EXERCISE
Comb the records below for the string "icon" and copy each line where it turns up.

(Stored data)
— Begin —

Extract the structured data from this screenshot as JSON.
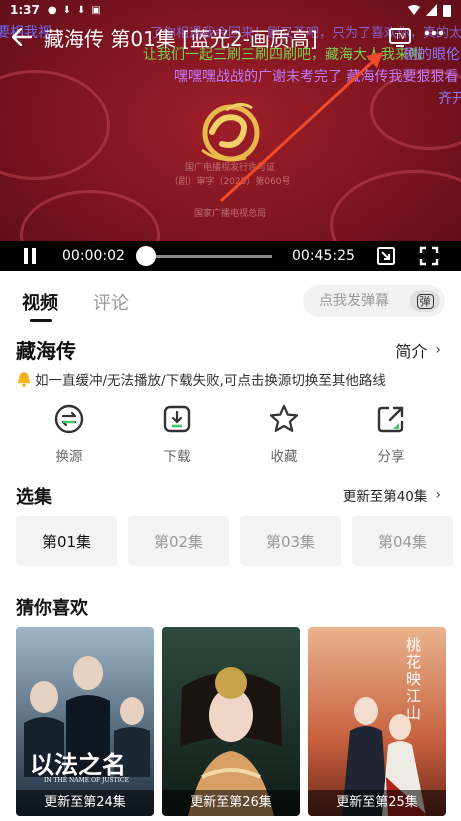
{
  "status_bar": {
    "time": "1:37"
  },
  "player": {
    "title": "藏海传 第01集 [蓝光2-画质高]",
    "current_time": "00:00:02",
    "duration": "00:45:25",
    "progress_fraction": 0.0007,
    "danmaku": [
      {
        "text": "要相我视",
        "color": "#6b6bff"
      },
      {
        "text": "了你相遇我会回来！剧又开吧，只为了喜欢你，真的太赞了，期待新剧！",
        "color": "#8a7bff"
      },
      {
        "text": "让我们一起三刷三刷四刷吧，藏海大人我来啦",
        "color": "#7ad14a"
      },
      {
        "text": "剧的眼伦",
        "color": "#8a7bff"
      },
      {
        "text": "嘿嘿嘿战战的广谢末考完了 藏海传我要狠狠看",
        "color": "#c07bff"
      },
      {
        "text": "齐开",
        "color": "#8a7bff"
      }
    ],
    "certificate_lines": [
      "国广电播视发行许可证",
      "（剧）审字（2025）第060号",
      "国家广播电视总局"
    ]
  },
  "tabs": [
    {
      "label": "视频"
    },
    {
      "label": "评论"
    }
  ],
  "danmu_input": {
    "placeholder": "点我发弹幕",
    "send_label": "弹"
  },
  "show": {
    "title": "藏海传",
    "intro_label": "简介",
    "notice": "如一直缓冲/无法播放/下载失败,可点击换源切换至其他路线"
  },
  "actions": [
    {
      "label": "换源",
      "icon": "swap-icon"
    },
    {
      "label": "下载",
      "icon": "download-icon"
    },
    {
      "label": "收藏",
      "icon": "star-icon"
    },
    {
      "label": "分享",
      "icon": "share-icon"
    }
  ],
  "episodes": {
    "title": "选集",
    "update_label": "更新至第40集",
    "items": [
      "第01集",
      "第02集",
      "第03集",
      "第04集"
    ]
  },
  "recommendations": {
    "title": "猜你喜欢",
    "items": [
      {
        "caption": "更新至第24集",
        "poster_text": "以法之名",
        "poster_sub": "IN THE NAME OF JUSTICE"
      },
      {
        "caption": "更新至第26集",
        "poster_text": "",
        "poster_sub": ""
      },
      {
        "caption": "更新至第25集",
        "poster_text": "桃花映江山",
        "poster_sub": ""
      }
    ]
  }
}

— End —

RESULT OF THIS TASK
      "icon": "swap-icon"
      "icon": "download-icon"
      "icon": "star-icon"
      "icon": "share-icon"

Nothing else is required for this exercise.